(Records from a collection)
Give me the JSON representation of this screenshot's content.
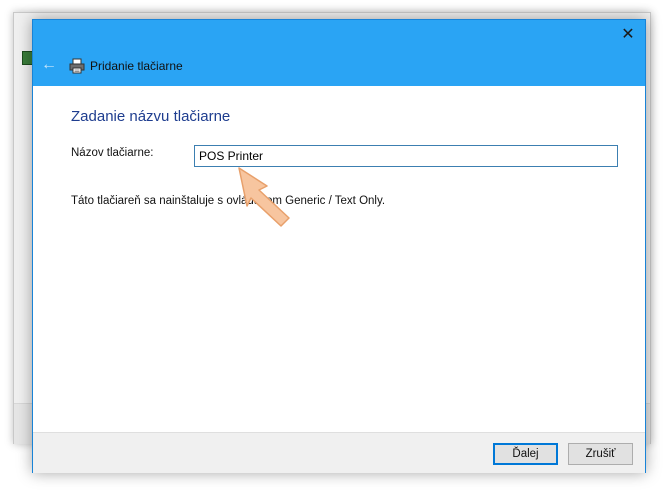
{
  "dialog": {
    "title": "Pridanie tlačiarne",
    "back_icon": "back-arrow-icon",
    "close_icon": "close-icon",
    "printer_icon": "printer-icon",
    "titlebar_color": "#2aa4f4"
  },
  "content": {
    "heading": "Zadanie názvu tlačiarne",
    "name_label": "Názov tlačiarne:",
    "name_value": "POS Printer",
    "install_note": "Táto tlačiareň sa nainštaluje s ovládačom Generic / Text Only."
  },
  "footer": {
    "next_label": "Ďalej",
    "cancel_label": "Zrušiť"
  },
  "annotation": {
    "pointer_icon": "pointer-arrow-icon",
    "pointer_color": "#f7c59f"
  }
}
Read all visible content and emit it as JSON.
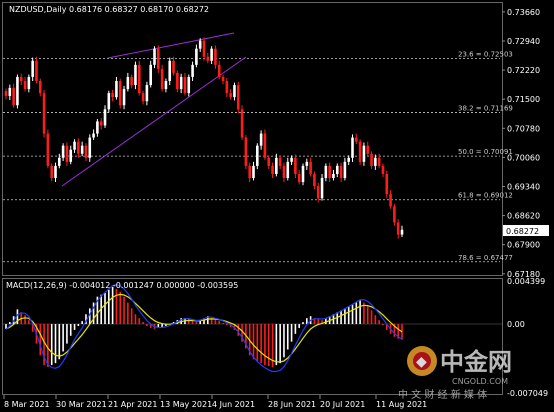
{
  "title": "NZDUSD,Daily  0.68176  0.68327  0.68170  0.68272",
  "macd_label": "MACD(12,26,9) -0.004012 -0.001247 0.000000 -0.003595",
  "current_price": "0.68272",
  "colors": {
    "bull": "#ffffff",
    "bear": "#ff1c1c",
    "channel": "#9b30d9",
    "signal": "#e6e600",
    "macd_line": "#1e3cff",
    "grid": "#cccccc"
  },
  "chart_data": [
    {
      "type": "candlestick",
      "symbol": "NZDUSD",
      "timeframe": "Daily",
      "price_axis_labels": [
        "0.73660",
        "0.72940",
        "0.72220",
        "0.71500",
        "0.70780",
        "0.70060",
        "0.69340",
        "0.68620",
        "0.67900",
        "0.67180"
      ],
      "ylim": [
        0.6715,
        0.7388
      ],
      "date_labels": [
        "8 Mar 2021",
        "30 Mar 2021",
        "21 Apr 2021",
        "13 May 2021",
        "4 Jun 2021",
        "28 Jun 2021",
        "20 Jul 2021",
        "11 Aug 2021"
      ],
      "fibonacci": [
        {
          "label": "23.6 = 0.72503",
          "value": 0.72503
        },
        {
          "label": "38.2 = 0.71169",
          "value": 0.71169
        },
        {
          "label": "50.0 = 0.70091",
          "value": 0.70091
        },
        {
          "label": "61.8 = 0.69012",
          "value": 0.69012
        },
        {
          "label": "78.6 = 0.67477",
          "value": 0.67477
        }
      ],
      "close_path": [
        0.7158,
        0.7178,
        0.7135,
        0.7205,
        0.7195,
        0.7175,
        0.7205,
        0.7245,
        0.7195,
        0.7165,
        0.7065,
        0.6985,
        0.6955,
        0.6985,
        0.7005,
        0.7035,
        0.6995,
        0.7025,
        0.7045,
        0.7015,
        0.7035,
        0.7005,
        0.7055,
        0.7065,
        0.7095,
        0.7085,
        0.7125,
        0.7165,
        0.7155,
        0.7195,
        0.7135,
        0.7175,
        0.7205,
        0.7185,
        0.7235,
        0.7165,
        0.7145,
        0.7185,
        0.7235,
        0.7275,
        0.7225,
        0.7175,
        0.7195,
        0.7245,
        0.7215,
        0.7175,
        0.7205,
        0.7165,
        0.7205,
        0.7235,
        0.7275,
        0.7295,
        0.7255,
        0.7245,
        0.7275,
        0.7235,
        0.7205,
        0.7195,
        0.7165,
        0.7155,
        0.7185,
        0.7125,
        0.7055,
        0.6985,
        0.6955,
        0.6985,
        0.7035,
        0.7065,
        0.7005,
        0.6985,
        0.6965,
        0.7005,
        0.6985,
        0.6955,
        0.6995,
        0.7005,
        0.6965,
        0.6945,
        0.6985,
        0.6995,
        0.6965,
        0.6935,
        0.6905,
        0.6955,
        0.6985,
        0.6955,
        0.6965,
        0.6985,
        0.6955,
        0.6995,
        0.7005,
        0.7055,
        0.7045,
        0.6995,
        0.7035,
        0.7015,
        0.6985,
        0.7005,
        0.6985,
        0.6965,
        0.6915,
        0.6885,
        0.6845,
        0.6815,
        0.6827
      ]
    },
    {
      "type": "macd",
      "params": "12,26,9",
      "axis_labels": [
        "0.004399",
        "0.00",
        "-0.007049"
      ],
      "ylim": [
        -0.00705,
        0.0044
      ],
      "histogram": [
        -0.0005,
        0.0002,
        0.0008,
        0.0015,
        0.0012,
        0.0009,
        0.0004,
        -0.0008,
        -0.002,
        -0.0032,
        -0.0042,
        -0.0044,
        -0.0042,
        -0.004,
        -0.0036,
        -0.0028,
        -0.002,
        -0.0012,
        -0.0006,
        -0.0002,
        0.0003,
        0.001,
        0.0016,
        0.0022,
        0.0028,
        0.003,
        0.0032,
        0.0035,
        0.0038,
        0.0036,
        0.0033,
        0.0028,
        0.0022,
        0.0016,
        0.001,
        0.0006,
        0.0002,
        -0.0002,
        -0.0004,
        -0.0005,
        -0.0004,
        -0.0003,
        -0.0002,
        0.0,
        0.0002,
        0.0004,
        0.0006,
        0.0006,
        0.0005,
        0.0003,
        0.0002,
        0.0004,
        0.0006,
        0.0008,
        0.0006,
        0.0004,
        0.0003,
        0.0001,
        -0.0001,
        -0.0003,
        -0.0006,
        -0.0012,
        -0.0018,
        -0.0025,
        -0.0032,
        -0.0036,
        -0.0038,
        -0.004,
        -0.0042,
        -0.0043,
        -0.0044,
        -0.0042,
        -0.004,
        -0.0034,
        -0.0026,
        -0.0018,
        -0.001,
        -0.0004,
        0.0002,
        0.0006,
        0.0008,
        0.0006,
        0.0005,
        0.0004,
        0.0006,
        0.0008,
        0.001,
        0.0012,
        0.0014,
        0.0016,
        0.0018,
        0.002,
        0.0022,
        0.0024,
        0.0022,
        0.0018,
        0.0014,
        0.0009,
        0.0004,
        -0.0001,
        -0.0006,
        -0.001,
        -0.0013,
        -0.0015,
        -0.0016
      ]
    }
  ],
  "watermark": {
    "logo_glyph": "◆",
    "name": "中金网",
    "domain": "CNGOLD.COM",
    "tagline": "中 文 财 经 新 媒 体"
  }
}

#### TASK STATEMENT:
Set down the records in full and exactly. Do not carry over any image.

#### CORRECT RESULT:
Give me the JSON representation of this screenshot's content.
{
  "dialog": {
    "title": "Pridanie tlačiarne",
    "back_icon": "back-arrow-icon",
    "close_icon": "close-icon",
    "printer_icon": "printer-icon",
    "titlebar_color": "#2aa4f4"
  },
  "content": {
    "heading": "Zadanie názvu tlačiarne",
    "name_label": "Názov tlačiarne:",
    "name_value": "POS Printer",
    "install_note": "Táto tlačiareň sa nainštaluje s ovládačom Generic / Text Only."
  },
  "footer": {
    "next_label": "Ďalej",
    "cancel_label": "Zrušiť"
  },
  "annotation": {
    "pointer_icon": "pointer-arrow-icon",
    "pointer_color": "#f7c59f"
  }
}
Read all visible content and emit it as JSON.
{
  "title": "NZDUSD,Daily  0.68176  0.68327  0.68170  0.68272",
  "macd_label": "MACD(12,26,9) -0.004012 -0.001247 0.000000 -0.003595",
  "current_price": "0.68272",
  "colors": {
    "bull": "#ffffff",
    "bear": "#ff1c1c",
    "channel": "#9b30d9",
    "signal": "#e6e600",
    "macd_line": "#1e3cff",
    "grid": "#cccccc"
  },
  "chart_data": [
    {
      "type": "candlestick",
      "symbol": "NZDUSD",
      "timeframe": "Daily",
      "price_axis_labels": [
        "0.73660",
        "0.72940",
        "0.72220",
        "0.71500",
        "0.70780",
        "0.70060",
        "0.69340",
        "0.68620",
        "0.67900",
        "0.67180"
      ],
      "ylim": [
        0.6715,
        0.7388
      ],
      "date_labels": [
        "8 Mar 2021",
        "30 Mar 2021",
        "21 Apr 2021",
        "13 May 2021",
        "4 Jun 2021",
        "28 Jun 2021",
        "20 Jul 2021",
        "11 Aug 2021"
      ],
      "fibonacci": [
        {
          "label": "23.6 = 0.72503",
          "value": 0.72503
        },
        {
          "label": "38.2 = 0.71169",
          "value": 0.71169
        },
        {
          "label": "50.0 = 0.70091",
          "value": 0.70091
        },
        {
          "label": "61.8 = 0.69012",
          "value": 0.69012
        },
        {
          "label": "78.6 = 0.67477",
          "value": 0.67477
        }
      ],
      "close_path": [
        0.7158,
        0.7178,
        0.7135,
        0.7205,
        0.7195,
        0.7175,
        0.7205,
        0.7245,
        0.7195,
        0.7165,
        0.7065,
        0.6985,
        0.6955,
        0.6985,
        0.7005,
        0.7035,
        0.6995,
        0.7025,
        0.7045,
        0.7015,
        0.7035,
        0.7005,
        0.7055,
        0.7065,
        0.7095,
        0.7085,
        0.7125,
        0.7165,
        0.7155,
        0.7195,
        0.7135,
        0.7175,
        0.7205,
        0.7185,
        0.7235,
        0.7165,
        0.7145,
        0.7185,
        0.7235,
        0.7275,
        0.7225,
        0.7175,
        0.7195,
        0.7245,
        0.7215,
        0.7175,
        0.7205,
        0.7165,
        0.7205,
        0.7235,
        0.7275,
        0.7295,
        0.7255,
        0.7245,
        0.7275,
        0.7235,
        0.7205,
        0.7195,
        0.7165,
        0.7155,
        0.7185,
        0.7125,
        0.7055,
        0.6985,
        0.6955,
        0.6985,
        0.7035,
        0.7065,
        0.7005,
        0.6985,
        0.6965,
        0.7005,
        0.6985,
        0.6955,
        0.6995,
        0.7005,
        0.6965,
        0.6945,
        0.6985,
        0.6995,
        0.6965,
        0.6935,
        0.6905,
        0.6955,
        0.6985,
        0.6955,
        0.6965,
        0.6985,
        0.6955,
        0.6995,
        0.7005,
        0.7055,
        0.7045,
        0.6995,
        0.7035,
        0.7015,
        0.6985,
        0.7005,
        0.6985,
        0.6965,
        0.6915,
        0.6885,
        0.6845,
        0.6815,
        0.6827
      ]
    },
    {
      "type": "macd",
      "params": "12,26,9",
      "axis_labels": [
        "0.004399",
        "0.00",
        "-0.007049"
      ],
      "ylim": [
        -0.00705,
        0.0044
      ],
      "histogram": [
        -0.0005,
        0.0002,
        0.0008,
        0.0015,
        0.0012,
        0.0009,
        0.0004,
        -0.0008,
        -0.002,
        -0.0032,
        -0.0042,
        -0.0044,
        -0.0042,
        -0.004,
        -0.0036,
        -0.0028,
        -0.002,
        -0.0012,
        -0.0006,
        -0.0002,
        0.0003,
        0.001,
        0.0016,
        0.0022,
        0.0028,
        0.003,
        0.0032,
        0.0035,
        0.0038,
        0.0036,
        0.0033,
        0.0028,
        0.0022,
        0.0016,
        0.001,
        0.0006,
        0.0002,
        -0.0002,
        -0.0004,
        -0.0005,
        -0.0004,
        -0.0003,
        -0.0002,
        0.0,
        0.0002,
        0.0004,
        0.0006,
        0.0006,
        0.0005,
        0.0003,
        0.0002,
        0.0004,
        0.0006,
        0.0008,
        0.0006,
        0.0004,
        0.0003,
        0.0001,
        -0.0001,
        -0.0003,
        -0.0006,
        -0.0012,
        -0.0018,
        -0.0025,
        -0.0032,
        -0.0036,
        -0.0038,
        -0.004,
        -0.0042,
        -0.0043,
        -0.0044,
        -0.0042,
        -0.004,
        -0.0034,
        -0.0026,
        -0.0018,
        -0.001,
        -0.0004,
        0.0002,
        0.0006,
        0.0008,
        0.0006,
        0.0005,
        0.0004,
        0.0006,
        0.0008,
        0.001,
        0.0012,
        0.0014,
        0.0016,
        0.0018,
        0.002,
        0.0022,
        0.0024,
        0.0022,
        0.0018,
        0.0014,
        0.0009,
        0.0004,
        -0.0001,
        -0.0006,
        -0.001,
        -0.0013,
        -0.0015,
        -0.0016
      ]
    }
  ],
  "watermark": {
    "logo_glyph": "◆",
    "name": "中金网",
    "domain": "CNGOLD.COM",
    "tagline": "中 文 财 经 新 媒 体"
  }
}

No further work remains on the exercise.